• _Input rows_:
■ ■ ■ ■

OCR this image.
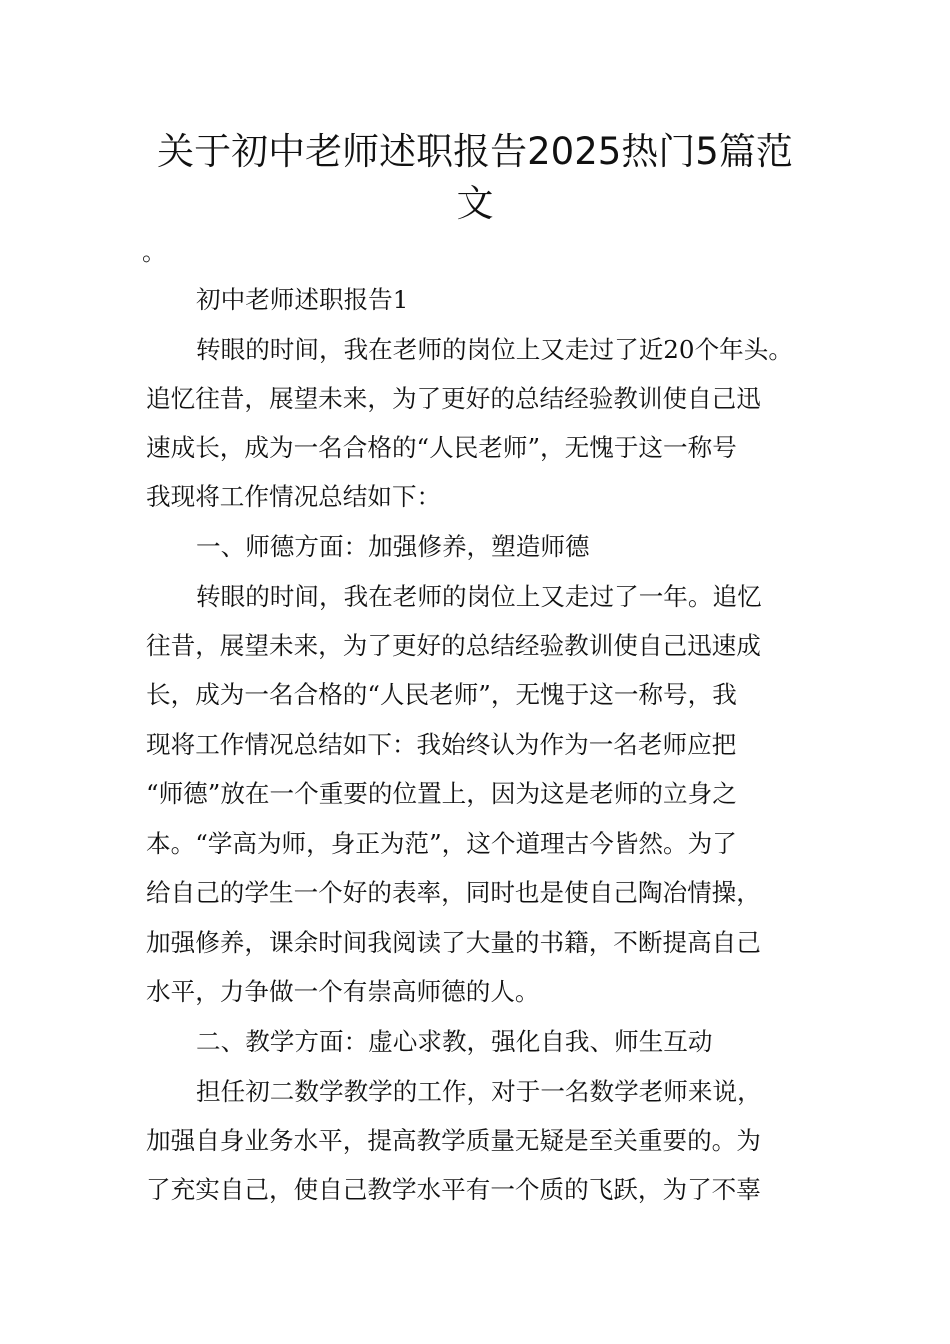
关于初中老师述职报告2025热门5篇范
文
。
初中老师述职报告1
转眼的时间，我在老师的岗位上又走过了近20个年头。
追忆往昔，展望未来，为了更好的总结经验教训使自己迅
速成长，成为一名合格的“人民老师”，无愧于这一称号
我现将工作情况总结如下：
一、师德方面：加强修养，塑造师德
转眼的时间，我在老师的岗位上又走过了一年。追忆
往昔，展望未来，为了更好的总结经验教训使自己迅速成
长，成为一名合格的“人民老师”，无愧于这一称号，我
现将工作情况总结如下：我始终认为作为一名老师应把
“师德”放在一个重要的位置上，因为这是老师的立身之
本。“学高为师，身正为范”，这个道理古今皆然。为了
给自己的学生一个好的表率，同时也是使自己陶冶情操，
加强修养，课余时间我阅读了大量的书籍，不断提高自己
水平，力争做一个有崇高师德的人。
二、教学方面：虚心求教，强化自我、师生互动
担任初二数学教学的工作，对于一名数学老师来说，
加强自身业务水平，提高教学质量无疑是至关重要的。为
了充实自己，使自己教学水平有一个质的飞跃，为了不辜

■ ■ ■ ■

• _What the task requires_: From the listing above, pick out each line where the word "无愧于这一称号" appears.

• _Exercise solution_:
速成长，成为一名合格的“人民老师”，无愧于这一称号
长，成为一名合格的“人民老师”，无愧于这一称号，我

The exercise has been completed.